> [Task]:
Transcribe all the records exactly and omit any images they hold.

> [Task data]:
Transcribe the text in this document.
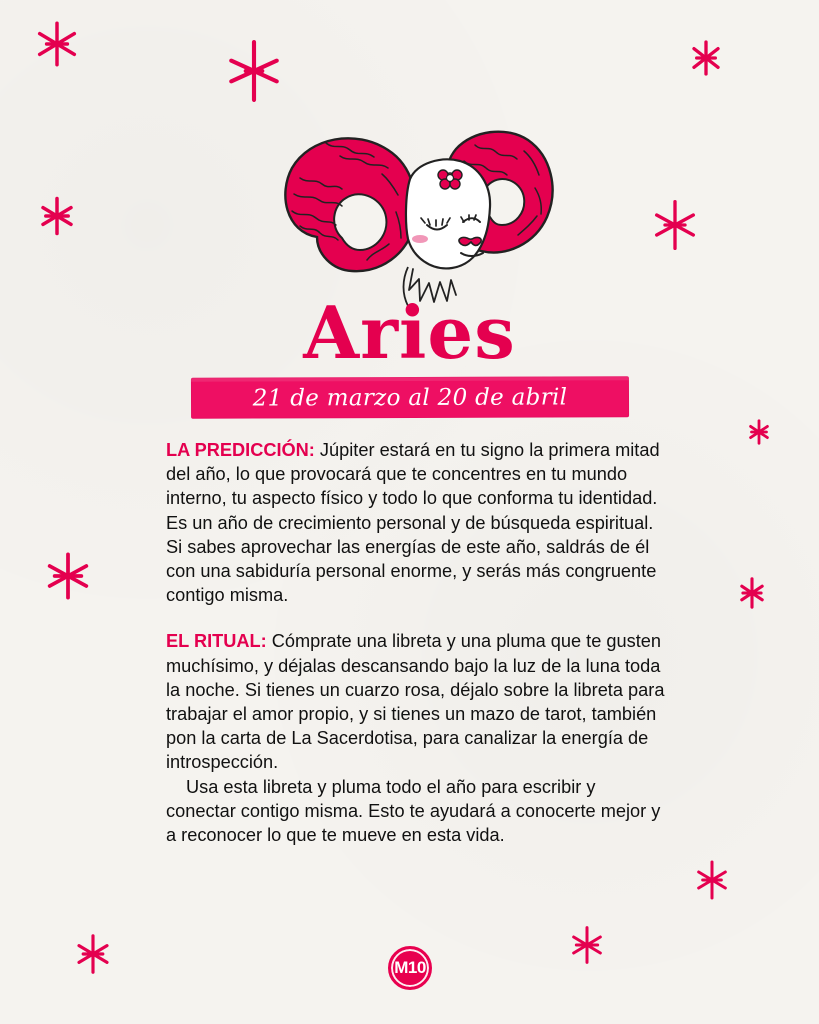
Aries
21 de marzo al 20 de abril

LA PREDICCIÓN: Júpiter estará en tu signo la primera mitad del año, lo que provocará que te concentres en tu mundo interno, tu aspecto físico y todo lo que conforma tu identidad. Es un año de crecimiento personal y de búsqueda espiritual. Si sabes aprovechar las energías de este año, saldrás de él con una sabiduría personal enorme, y serás más congruente contigo misma.

EL RITUAL: Cómprate una libreta y una pluma que te gusten muchísimo, y déjalas descansando bajo la luz de la luna toda la noche. Si tienes un cuarzo rosa, déjalo sobre la libreta para trabajar el amor propio, y si tienes un mazo de tarot, también pon la carta de La Sacerdotisa, para canalizar la energía de introspección.
Usa esta libreta y pluma todo el año para escribir y conectar contigo misma. Esto te ayudará a conocerte mejor y a reconocer lo que te mueve en esta vida.

M10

> [Task output]:
Transcribe the text in this document.
Aries
21 de marzo al 20 de abril

LA PREDICCIÓN: Júpiter estará en tu signo la primera mitad del año, lo que provocará que te concentres en tu mundo interno, tu aspecto físico y todo lo que conforma tu identidad. Es un año de crecimiento personal y de búsqueda espiritual. Si sabes aprovechar las energías de este año, saldrás de él con una sabiduría personal enorme, y serás más congruente contigo misma.

EL RITUAL: Cómprate una libreta y una pluma que te gusten muchísimo, y déjalas descansando bajo la luz de la luna toda la noche. Si tienes un cuarzo rosa, déjalo sobre la libreta para trabajar el amor propio, y si tienes un mazo de tarot, también pon la carta de La Sacerdotisa, para canalizar la energía de introspección.
Usa esta libreta y pluma todo el año para escribir y conectar contigo misma. Esto te ayudará a conocerte mejor y a reconocer lo que te mueve en esta vida.

M10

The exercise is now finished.